The task
Your task is to repeat all of the material exactly.

begin Records for the exercise

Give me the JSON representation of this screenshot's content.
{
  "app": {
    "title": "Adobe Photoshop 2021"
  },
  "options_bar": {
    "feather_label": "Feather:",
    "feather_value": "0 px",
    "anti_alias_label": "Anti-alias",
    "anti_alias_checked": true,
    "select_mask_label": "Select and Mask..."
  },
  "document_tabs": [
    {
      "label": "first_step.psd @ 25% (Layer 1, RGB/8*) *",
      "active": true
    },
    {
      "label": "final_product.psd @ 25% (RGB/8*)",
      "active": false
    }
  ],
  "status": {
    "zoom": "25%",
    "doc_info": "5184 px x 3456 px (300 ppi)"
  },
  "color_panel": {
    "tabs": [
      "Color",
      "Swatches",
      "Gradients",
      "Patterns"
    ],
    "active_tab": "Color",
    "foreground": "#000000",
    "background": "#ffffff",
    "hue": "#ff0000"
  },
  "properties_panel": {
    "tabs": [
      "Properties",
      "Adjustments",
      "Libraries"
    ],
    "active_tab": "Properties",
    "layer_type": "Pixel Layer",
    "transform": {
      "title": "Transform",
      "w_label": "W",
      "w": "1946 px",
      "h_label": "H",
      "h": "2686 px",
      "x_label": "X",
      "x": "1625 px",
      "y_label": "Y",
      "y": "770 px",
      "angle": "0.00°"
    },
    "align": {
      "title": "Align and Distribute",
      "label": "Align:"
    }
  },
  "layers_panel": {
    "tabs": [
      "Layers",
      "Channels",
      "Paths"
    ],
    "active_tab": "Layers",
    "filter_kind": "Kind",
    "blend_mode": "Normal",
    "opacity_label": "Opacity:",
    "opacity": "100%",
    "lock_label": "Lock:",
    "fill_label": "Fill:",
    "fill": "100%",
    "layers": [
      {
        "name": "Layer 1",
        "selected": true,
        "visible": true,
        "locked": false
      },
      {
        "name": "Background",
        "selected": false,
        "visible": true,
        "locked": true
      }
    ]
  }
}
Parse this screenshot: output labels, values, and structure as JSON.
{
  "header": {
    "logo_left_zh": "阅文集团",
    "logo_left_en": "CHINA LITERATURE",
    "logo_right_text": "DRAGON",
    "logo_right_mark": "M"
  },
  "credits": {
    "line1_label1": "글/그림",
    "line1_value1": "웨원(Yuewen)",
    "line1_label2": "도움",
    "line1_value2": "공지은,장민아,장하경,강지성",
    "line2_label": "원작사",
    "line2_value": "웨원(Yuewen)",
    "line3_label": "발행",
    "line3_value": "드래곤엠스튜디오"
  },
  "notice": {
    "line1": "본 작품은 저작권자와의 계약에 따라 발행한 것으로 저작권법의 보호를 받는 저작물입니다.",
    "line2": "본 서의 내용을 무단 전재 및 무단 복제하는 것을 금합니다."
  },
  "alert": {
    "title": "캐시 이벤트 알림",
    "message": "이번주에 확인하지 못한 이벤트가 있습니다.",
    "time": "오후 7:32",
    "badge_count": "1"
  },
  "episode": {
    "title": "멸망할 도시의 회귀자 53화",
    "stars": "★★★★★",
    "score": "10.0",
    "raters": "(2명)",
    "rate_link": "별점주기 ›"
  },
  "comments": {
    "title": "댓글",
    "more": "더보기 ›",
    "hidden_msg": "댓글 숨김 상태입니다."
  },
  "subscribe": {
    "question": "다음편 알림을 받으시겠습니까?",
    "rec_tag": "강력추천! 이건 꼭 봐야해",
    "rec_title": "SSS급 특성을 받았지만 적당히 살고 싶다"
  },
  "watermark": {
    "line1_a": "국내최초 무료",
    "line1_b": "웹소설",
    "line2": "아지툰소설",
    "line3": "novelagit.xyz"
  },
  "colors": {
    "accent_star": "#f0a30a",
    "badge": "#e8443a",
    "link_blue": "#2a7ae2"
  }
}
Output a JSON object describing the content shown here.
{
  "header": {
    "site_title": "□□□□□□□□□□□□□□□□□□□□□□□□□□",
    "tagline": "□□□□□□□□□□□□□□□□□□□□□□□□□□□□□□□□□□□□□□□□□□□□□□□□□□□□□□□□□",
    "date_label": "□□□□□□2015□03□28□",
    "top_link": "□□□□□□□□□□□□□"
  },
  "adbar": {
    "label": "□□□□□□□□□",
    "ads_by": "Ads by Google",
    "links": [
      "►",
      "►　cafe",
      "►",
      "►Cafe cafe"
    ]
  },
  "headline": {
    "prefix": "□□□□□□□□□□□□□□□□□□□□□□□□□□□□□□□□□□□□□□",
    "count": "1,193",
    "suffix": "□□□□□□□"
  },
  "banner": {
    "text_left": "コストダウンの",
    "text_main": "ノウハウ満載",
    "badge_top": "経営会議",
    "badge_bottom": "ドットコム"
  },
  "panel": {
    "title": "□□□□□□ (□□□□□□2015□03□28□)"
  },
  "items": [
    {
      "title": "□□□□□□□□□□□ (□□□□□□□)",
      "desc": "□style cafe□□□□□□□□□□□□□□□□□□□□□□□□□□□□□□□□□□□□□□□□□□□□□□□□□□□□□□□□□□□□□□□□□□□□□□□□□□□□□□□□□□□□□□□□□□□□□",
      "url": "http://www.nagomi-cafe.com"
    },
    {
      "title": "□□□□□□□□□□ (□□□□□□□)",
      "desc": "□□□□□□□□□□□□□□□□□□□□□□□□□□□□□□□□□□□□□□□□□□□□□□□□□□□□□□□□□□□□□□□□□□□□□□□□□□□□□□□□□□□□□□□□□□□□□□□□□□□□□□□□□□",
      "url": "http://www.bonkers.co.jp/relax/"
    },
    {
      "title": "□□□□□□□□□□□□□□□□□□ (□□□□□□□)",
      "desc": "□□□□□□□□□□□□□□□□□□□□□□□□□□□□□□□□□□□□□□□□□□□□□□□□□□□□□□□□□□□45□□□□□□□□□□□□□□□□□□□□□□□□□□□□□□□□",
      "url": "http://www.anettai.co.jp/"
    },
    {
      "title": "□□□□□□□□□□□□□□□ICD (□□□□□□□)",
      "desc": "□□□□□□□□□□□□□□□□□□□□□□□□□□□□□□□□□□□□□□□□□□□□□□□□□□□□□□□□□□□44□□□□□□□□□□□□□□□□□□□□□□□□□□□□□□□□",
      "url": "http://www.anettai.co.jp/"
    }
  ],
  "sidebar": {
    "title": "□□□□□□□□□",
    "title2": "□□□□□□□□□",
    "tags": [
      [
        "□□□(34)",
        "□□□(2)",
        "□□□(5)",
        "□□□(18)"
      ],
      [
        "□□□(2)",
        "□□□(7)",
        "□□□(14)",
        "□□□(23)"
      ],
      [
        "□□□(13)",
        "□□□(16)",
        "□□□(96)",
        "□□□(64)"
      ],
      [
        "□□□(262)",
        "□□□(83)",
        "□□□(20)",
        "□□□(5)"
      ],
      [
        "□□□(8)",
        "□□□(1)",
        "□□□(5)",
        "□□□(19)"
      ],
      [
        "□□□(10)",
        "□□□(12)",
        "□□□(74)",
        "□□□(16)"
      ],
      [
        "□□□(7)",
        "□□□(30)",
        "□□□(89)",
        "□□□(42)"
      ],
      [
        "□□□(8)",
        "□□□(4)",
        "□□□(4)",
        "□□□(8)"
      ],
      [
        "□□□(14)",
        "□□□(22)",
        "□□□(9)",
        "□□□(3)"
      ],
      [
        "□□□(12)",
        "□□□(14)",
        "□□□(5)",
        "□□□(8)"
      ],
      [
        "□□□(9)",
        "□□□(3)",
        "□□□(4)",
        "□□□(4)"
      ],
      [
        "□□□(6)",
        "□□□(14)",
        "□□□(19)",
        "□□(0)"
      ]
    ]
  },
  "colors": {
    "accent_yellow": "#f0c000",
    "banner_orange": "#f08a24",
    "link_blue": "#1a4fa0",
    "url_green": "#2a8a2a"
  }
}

end Records for the exercise

Exercise output
Give me the JSON representation of this screenshot's content.
{
  "app": {
    "title": "Adobe Photoshop 2021"
  },
  "options_bar": {
    "feather_label": "Feather:",
    "feather_value": "0 px",
    "anti_alias_label": "Anti-alias",
    "anti_alias_checked": true,
    "select_mask_label": "Select and Mask..."
  },
  "document_tabs": [
    {
      "label": "first_step.psd @ 25% (Layer 1, RGB/8*) *",
      "active": true
    },
    {
      "label": "final_product.psd @ 25% (RGB/8*)",
      "active": false
    }
  ],
  "status": {
    "zoom": "25%",
    "doc_info": "5184 px x 3456 px (300 ppi)"
  },
  "color_panel": {
    "tabs": [
      "Color",
      "Swatches",
      "Gradients",
      "Patterns"
    ],
    "active_tab": "Color",
    "foreground": "#000000",
    "background": "#ffffff",
    "hue": "#ff0000"
  },
  "properties_panel": {
    "tabs": [
      "Properties",
      "Adjustments",
      "Libraries"
    ],
    "active_tab": "Properties",
    "layer_type": "Pixel Layer",
    "transform": {
      "title": "Transform",
      "w_label": "W",
      "w": "1946 px",
      "h_label": "H",
      "h": "2686 px",
      "x_label": "X",
      "x": "1625 px",
      "y_label": "Y",
      "y": "770 px",
      "angle": "0.00°"
    },
    "align": {
      "title": "Align and Distribute",
      "label": "Align:"
    }
  },
  "layers_panel": {
    "tabs": [
      "Layers",
      "Channels",
      "Paths"
    ],
    "active_tab": "Layers",
    "filter_kind": "Kind",
    "blend_mode": "Normal",
    "opacity_label": "Opacity:",
    "opacity": "100%",
    "lock_label": "Lock:",
    "fill_label": "Fill:",
    "fill": "100%",
    "layers": [
      {
        "name": "Layer 1",
        "selected": true,
        "visible": true,
        "locked": false
      },
      {
        "name": "Background",
        "selected": false,
        "visible": true,
        "locked": true
      }
    ]
  }
}
Parse this screenshot: output labels, values, and structure as JSON.
{
  "header": {
    "logo_left_zh": "阅文集团",
    "logo_left_en": "CHINA LITERATURE",
    "logo_right_text": "DRAGON",
    "logo_right_mark": "M"
  },
  "credits": {
    "line1_label1": "글/그림",
    "line1_value1": "웨원(Yuewen)",
    "line1_label2": "도움",
    "line1_value2": "공지은,장민아,장하경,강지성",
    "line2_label": "원작사",
    "line2_value": "웨원(Yuewen)",
    "line3_label": "발행",
    "line3_value": "드래곤엠스튜디오"
  },
  "notice": {
    "line1": "본 작품은 저작권자와의 계약에 따라 발행한 것으로 저작권법의 보호를 받는 저작물입니다.",
    "line2": "본 서의 내용을 무단 전재 및 무단 복제하는 것을 금합니다."
  },
  "alert": {
    "title": "캐시 이벤트 알림",
    "message": "이번주에 확인하지 못한 이벤트가 있습니다.",
    "time": "오후 7:32",
    "badge_count": "1"
  },
  "episode": {
    "title": "멸망할 도시의 회귀자 53화",
    "stars": "★★★★★",
    "score": "10.0",
    "raters": "(2명)",
    "rate_link": "별점주기 ›"
  },
  "comments": {
    "title": "댓글",
    "more": "더보기 ›",
    "hidden_msg": "댓글 숨김 상태입니다."
  },
  "subscribe": {
    "question": "다음편 알림을 받으시겠습니까?",
    "rec_tag": "강력추천! 이건 꼭 봐야해",
    "rec_title": "SSS급 특성을 받았지만 적당히 살고 싶다"
  },
  "watermark": {
    "line1_a": "국내최초 무료",
    "line1_b": "웹소설",
    "line2": "아지툰소설",
    "line3": "novelagit.xyz"
  },
  "colors": {
    "accent_star": "#f0a30a",
    "badge": "#e8443a",
    "link_blue": "#2a7ae2"
  }
}
Output a JSON object describing the content shown here.
{
  "header": {
    "site_title": "□□□□□□□□□□□□□□□□□□□□□□□□□□",
    "tagline": "□□□□□□□□□□□□□□□□□□□□□□□□□□□□□□□□□□□□□□□□□□□□□□□□□□□□□□□□□",
    "date_label": "□□□□□□2015□03□28□",
    "top_link": "□□□□□□□□□□□□□"
  },
  "adbar": {
    "label": "□□□□□□□□□",
    "ads_by": "Ads by Google",
    "links": [
      "►",
      "►　cafe",
      "►",
      "►Cafe cafe"
    ]
  },
  "headline": {
    "prefix": "□□□□□□□□□□□□□□□□□□□□□□□□□□□□□□□□□□□□□□",
    "count": "1,193",
    "suffix": "□□□□□□□"
  },
  "banner": {
    "text_left": "コストダウンの",
    "text_main": "ノウハウ満載",
    "badge_top": "経営会議",
    "badge_bottom": "ドットコム"
  },
  "panel": {
    "title": "□□□□□□ (□□□□□□2015□03□28□)"
  },
  "items": [
    {
      "title": "□□□□□□□□□□□ (□□□□□□□)",
      "desc": "□style cafe□□□□□□□□□□□□□□□□□□□□□□□□□□□□□□□□□□□□□□□□□□□□□□□□□□□□□□□□□□□□□□□□□□□□□□□□□□□□□□□□□□□□□□□□□□□□□",
      "url": "http://www.nagomi-cafe.com"
    },
    {
      "title": "□□□□□□□□□□ (□□□□□□□)",
      "desc": "□□□□□□□□□□□□□□□□□□□□□□□□□□□□□□□□□□□□□□□□□□□□□□□□□□□□□□□□□□□□□□□□□□□□□□□□□□□□□□□□□□□□□□□□□□□□□□□□□□□□□□□□□□",
      "url": "http://www.bonkers.co.jp/relax/"
    },
    {
      "title": "□□□□□□□□□□□□□□□□□□ (□□□□□□□)",
      "desc": "□□□□□□□□□□□□□□□□□□□□□□□□□□□□□□□□□□□□□□□□□□□□□□□□□□□□□□□□□□□45□□□□□□□□□□□□□□□□□□□□□□□□□□□□□□□□",
      "url": "http://www.anettai.co.jp/"
    },
    {
      "title": "□□□□□□□□□□□□□□□ICD (□□□□□□□)",
      "desc": "□□□□□□□□□□□□□□□□□□□□□□□□□□□□□□□□□□□□□□□□□□□□□□□□□□□□□□□□□□□44□□□□□□□□□□□□□□□□□□□□□□□□□□□□□□□□",
      "url": "http://www.anettai.co.jp/"
    }
  ],
  "sidebar": {
    "title": "□□□□□□□□□",
    "title2": "□□□□□□□□□",
    "tags": [
      [
        "□□□(34)",
        "□□□(2)",
        "□□□(5)",
        "□□□(18)"
      ],
      [
        "□□□(2)",
        "□□□(7)",
        "□□□(14)",
        "□□□(23)"
      ],
      [
        "□□□(13)",
        "□□□(16)",
        "□□□(96)",
        "□□□(64)"
      ],
      [
        "□□□(262)",
        "□□□(83)",
        "□□□(20)",
        "□□□(5)"
      ],
      [
        "□□□(8)",
        "□□□(1)",
        "□□□(5)",
        "□□□(19)"
      ],
      [
        "□□□(10)",
        "□□□(12)",
        "□□□(74)",
        "□□□(16)"
      ],
      [
        "□□□(7)",
        "□□□(30)",
        "□□□(89)",
        "□□□(42)"
      ],
      [
        "□□□(8)",
        "□□□(4)",
        "□□□(4)",
        "□□□(8)"
      ],
      [
        "□□□(14)",
        "□□□(22)",
        "□□□(9)",
        "□□□(3)"
      ],
      [
        "□□□(12)",
        "□□□(14)",
        "□□□(5)",
        "□□□(8)"
      ],
      [
        "□□□(9)",
        "□□□(3)",
        "□□□(4)",
        "□□□(4)"
      ],
      [
        "□□□(6)",
        "□□□(14)",
        "□□□(19)",
        "□□(0)"
      ]
    ]
  },
  "colors": {
    "accent_yellow": "#f0c000",
    "banner_orange": "#f08a24",
    "link_blue": "#1a4fa0",
    "url_green": "#2a8a2a"
  }
}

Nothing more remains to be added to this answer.